WRITTEN INSTRUCTION:
In your copy, leave out the pictures and repeat the entries below exactly.

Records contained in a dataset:
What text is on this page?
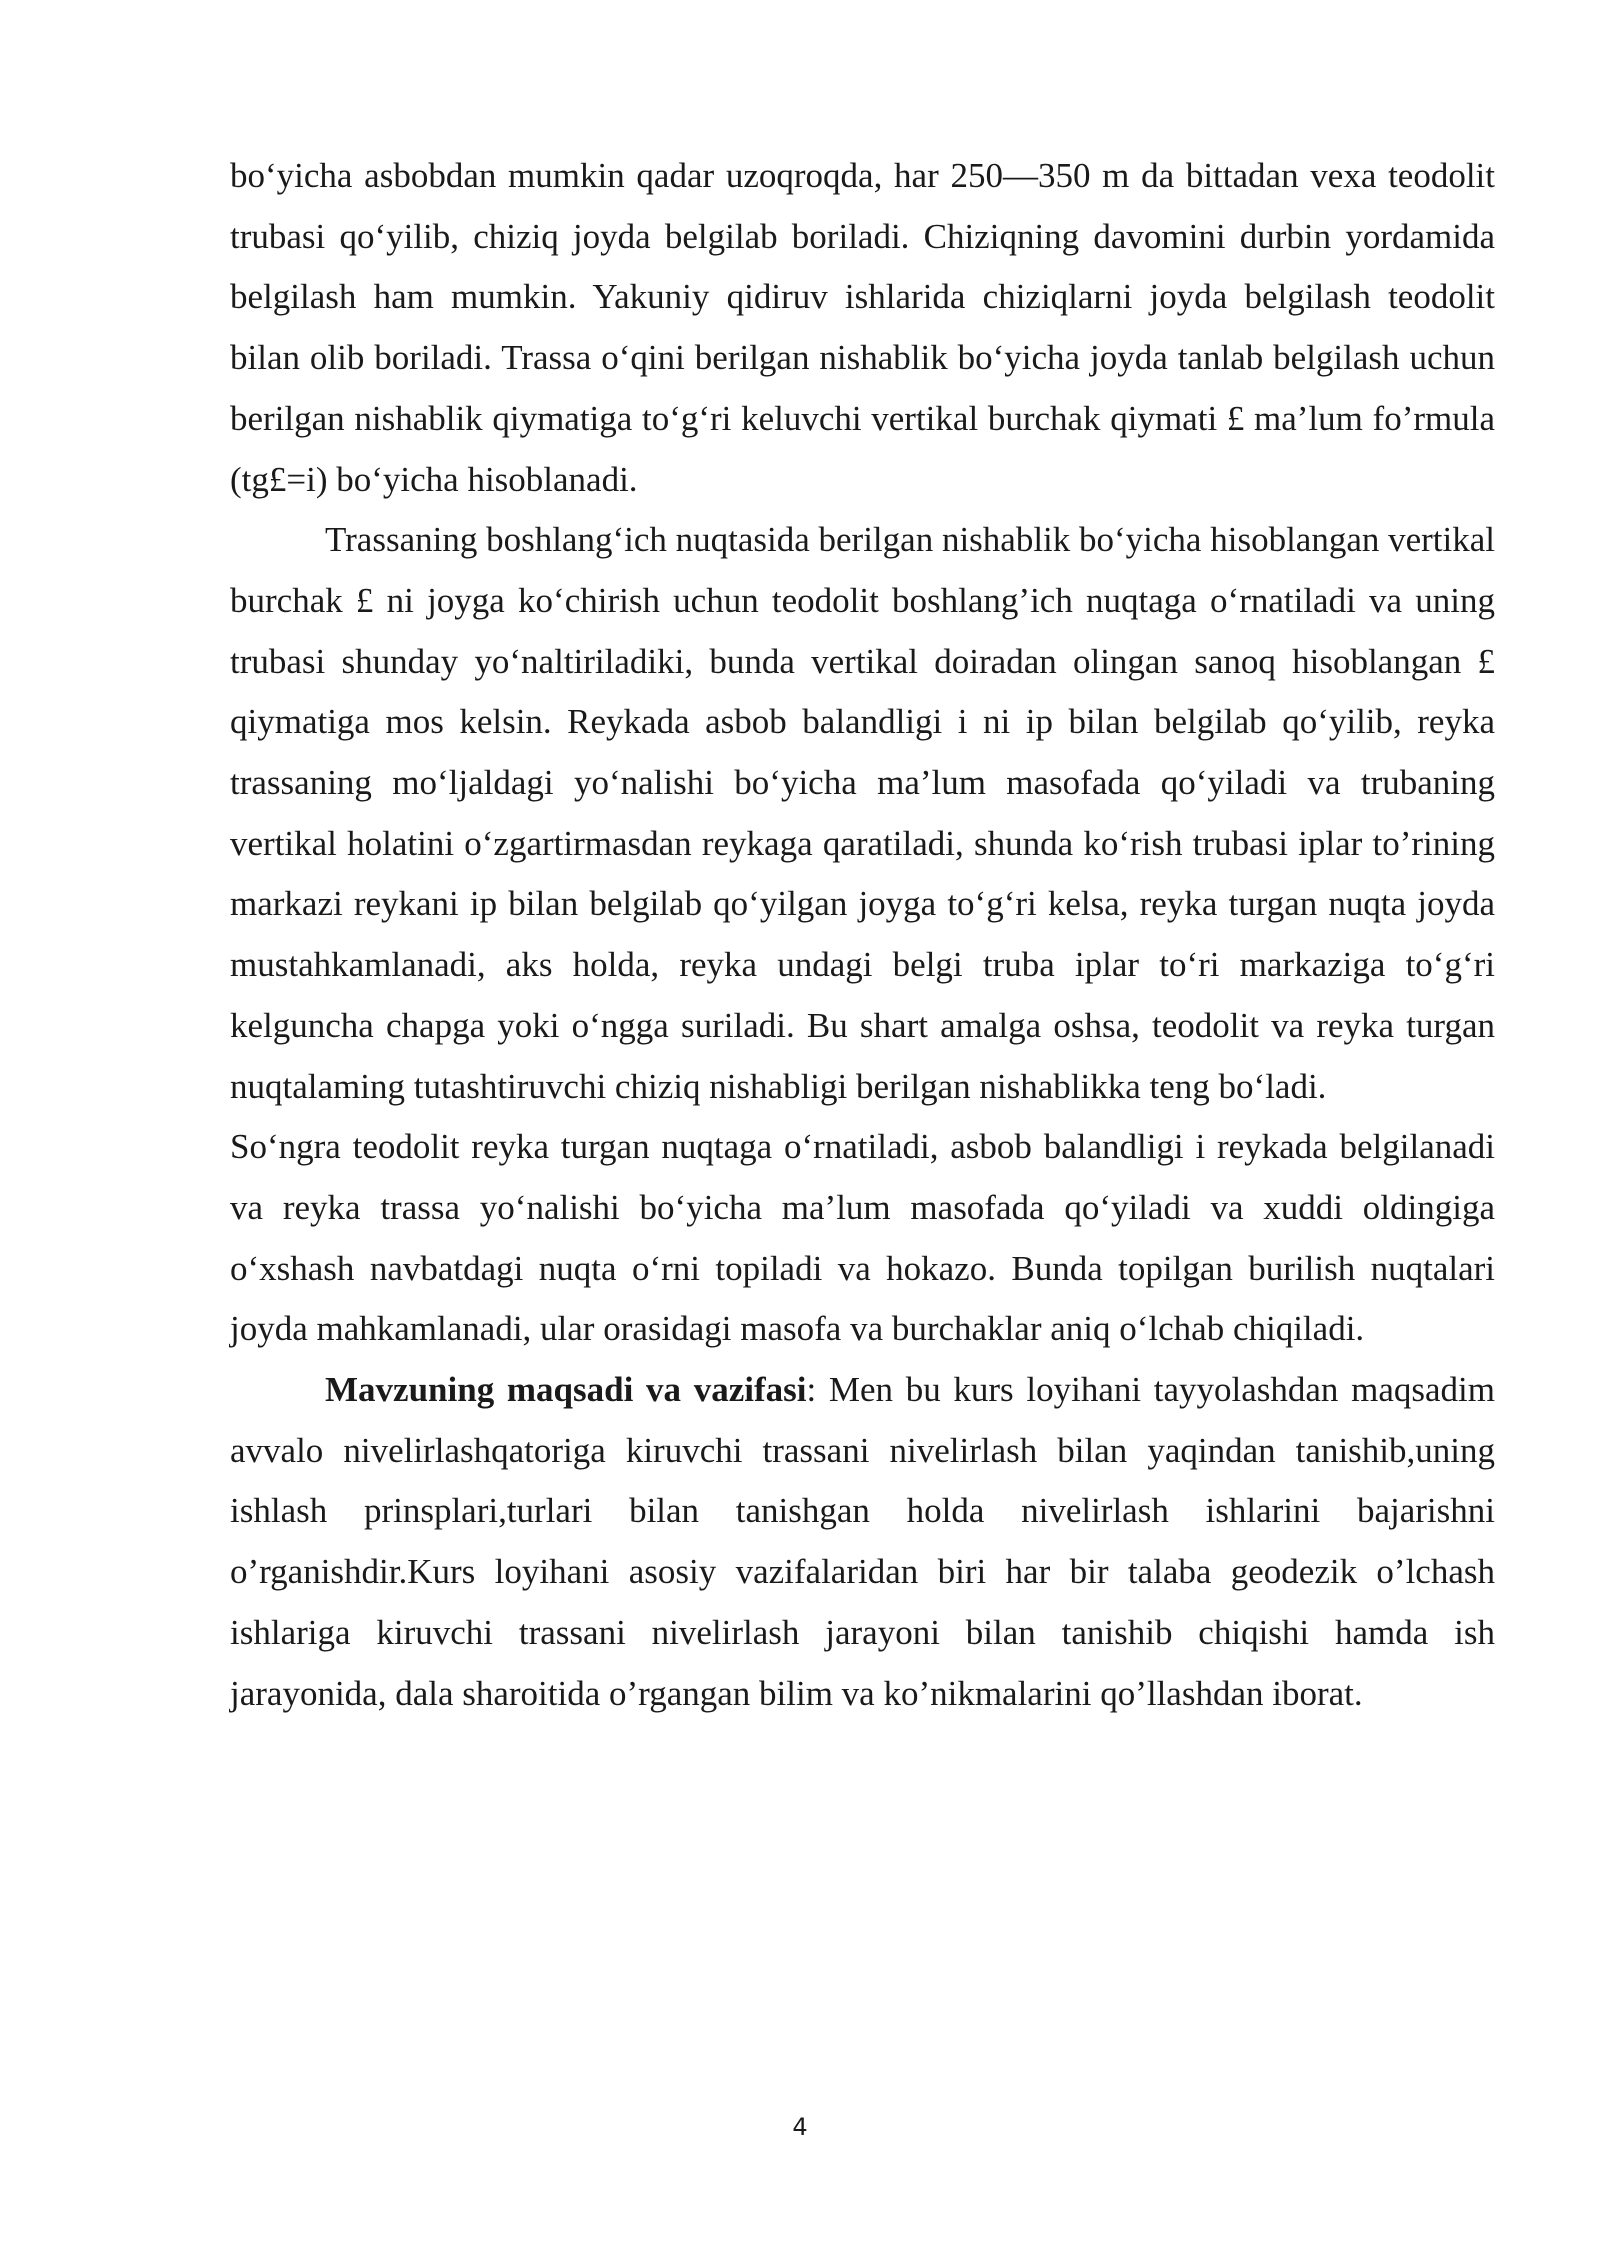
bo‘yicha asbobdan mumkin qadar uzoqroqda, har 250—350 m da bittadan vexa teodolit trubasi qo‘yilib, chiziq joyda belgilab boriladi. Chiziqning davomini durbin yordamida belgilash ham mumkin. Yakuniy qidiruv ishlarida chiziqlarni joyda belgilash teodolit bilan olib boriladi. Trassa o‘qini berilgan nishablik bo‘yicha joyda tanlab belgilash uchun berilgan nishablik qiymatiga to‘g‘ri keluvchi vertikal burchak qiymati £ ma’lum fo’rmula (tg£=i) bo‘yicha hisoblanadi.

Trassaning boshlang‘ich nuqtasida berilgan nishablik bo‘yicha hisoblangan vertikal burchak £ ni joyga ko‘chirish uchun teodolit boshlang’ich nuqtaga o‘rnatiladi va uning trubasi shunday yo‘naltiriladiki, bunda vertikal doiradan olingan sanoq hisoblangan £ qiymatiga mos kelsin. Reykada asbob balandligi i ni ip bilan belgilab qo‘yilib, reyka trassaning mo‘ljaldagi yo‘nalishi bo‘yicha ma’lum masofada qo‘yiladi va trubaning vertikal holatini o‘zgartirmasdan reykaga qaratiladi, shunda ko‘rish trubasi iplar to’rining markazi reykani ip bilan belgilab qo‘yilgan joyga to‘g‘ri kelsa, reyka turgan nuqta joyda mustahkamlanadi, aks holda, reyka undagi belgi truba iplar to‘ri markaziga to‘g‘ri kelguncha chapga yoki o‘ngga suriladi. Bu shart amalga oshsa, teodolit va reyka turgan nuqtalaming tutashtiruvchi chiziq nishabligi berilgan nishablikka teng bo‘ladi.

So‘ngra teodolit reyka turgan nuqtaga o‘rnatiladi, asbob balandligi i reykada belgilanadi va reyka trassa yo‘nalishi bo‘yicha ma’lum masofada qo‘yiladi va xuddi oldingiga o‘xshash navbatdagi nuqta o‘rni topiladi va hokazo. Bunda topilgan burilish nuqtalari joyda mahkamlanadi, ular orasidagi masofa va burchaklar aniq o‘lchab chiqiladi.

Mavzuning maqsadi va vazifasi: Men bu kurs loyihani tayyolashdan maqsadim avvalo nivelirlashqatoriga kiruvchi trassani nivelirlash bilan yaqindan tanishib,uning ishlash prinsplari,turlari bilan tanishgan holda nivelirlash ishlarini bajarishni o’rganishdir.Kurs loyihani asosiy vazifalaridan biri har bir talaba geodezik o’lchash ishlariga kiruvchi trassani nivelirlash jarayoni bilan tanishib chiqishi hamda ish jarayonida, dala sharoitida o’rgangan bilim va ko’nikmalarini qo’llashdan iborat.

4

RESPONSE TO THIS TASK:
What text is on this page?
bo‘yicha asbobdan mumkin qadar uzoqroqda, har 250—350 m da bittadan vexa teodolit trubasi qo‘yilib, chiziq joyda belgilab boriladi. Chiziqning davomini durbin yordamida belgilash ham mumkin. Yakuniy qidiruv ishlarida chiziqlarni joyda belgilash teodolit bilan olib boriladi. Trassa o‘qini berilgan nishablik bo‘yicha joyda tanlab belgilash uchun berilgan nishablik qiymatiga to‘g‘ri keluvchi vertikal burchak qiymati £ ma’lum fo’rmula (tg£=i) bo‘yicha hisoblanadi.

Trassaning boshlang‘ich nuqtasida berilgan nishablik bo‘yicha hisoblangan vertikal burchak £ ni joyga ko‘chirish uchun teodolit boshlang’ich nuqtaga o‘rnatiladi va uning trubasi shunday yo‘naltiriladiki, bunda vertikal doiradan olingan sanoq hisoblangan £ qiymatiga mos kelsin. Reykada asbob balandligi i ni ip bilan belgilab qo‘yilib, reyka trassaning mo‘ljaldagi yo‘nalishi bo‘yicha ma’lum masofada qo‘yiladi va trubaning vertikal holatini o‘zgartirmasdan reykaga qaratiladi, shunda ko‘rish trubasi iplar to’rining markazi reykani ip bilan belgilab qo‘yilgan joyga to‘g‘ri kelsa, reyka turgan nuqta joyda mustahkamlanadi, aks holda, reyka undagi belgi truba iplar to‘ri markaziga to‘g‘ri kelguncha chapga yoki o‘ngga suriladi. Bu shart amalga oshsa, teodolit va reyka turgan nuqtalaming tutashtiruvchi chiziq nishabligi berilgan nishablikka teng bo‘ladi.

So‘ngra teodolit reyka turgan nuqtaga o‘rnatiladi, asbob balandligi i reykada belgilanadi va reyka trassa yo‘nalishi bo‘yicha ma’lum masofada qo‘yiladi va xuddi oldingiga o‘xshash navbatdagi nuqta o‘rni topiladi va hokazo. Bunda topilgan burilish nuqtalari joyda mahkamlanadi, ular orasidagi masofa va burchaklar aniq o‘lchab chiqiladi.

Mavzuning maqsadi va vazifasi: Men bu kurs loyihani tayyolashdan maqsadim avvalo nivelirlashqatoriga kiruvchi trassani nivelirlash bilan yaqindan tanishib,uning ishlash prinsplari,turlari bilan tanishgan holda nivelirlash ishlarini bajarishni o’rganishdir.Kurs loyihani asosiy vazifalaridan biri har bir talaba geodezik o’lchash ishlariga kiruvchi trassani nivelirlash jarayoni bilan tanishib chiqishi hamda ish jarayonida, dala sharoitida o’rgangan bilim va ko’nikmalarini qo’llashdan iborat.

4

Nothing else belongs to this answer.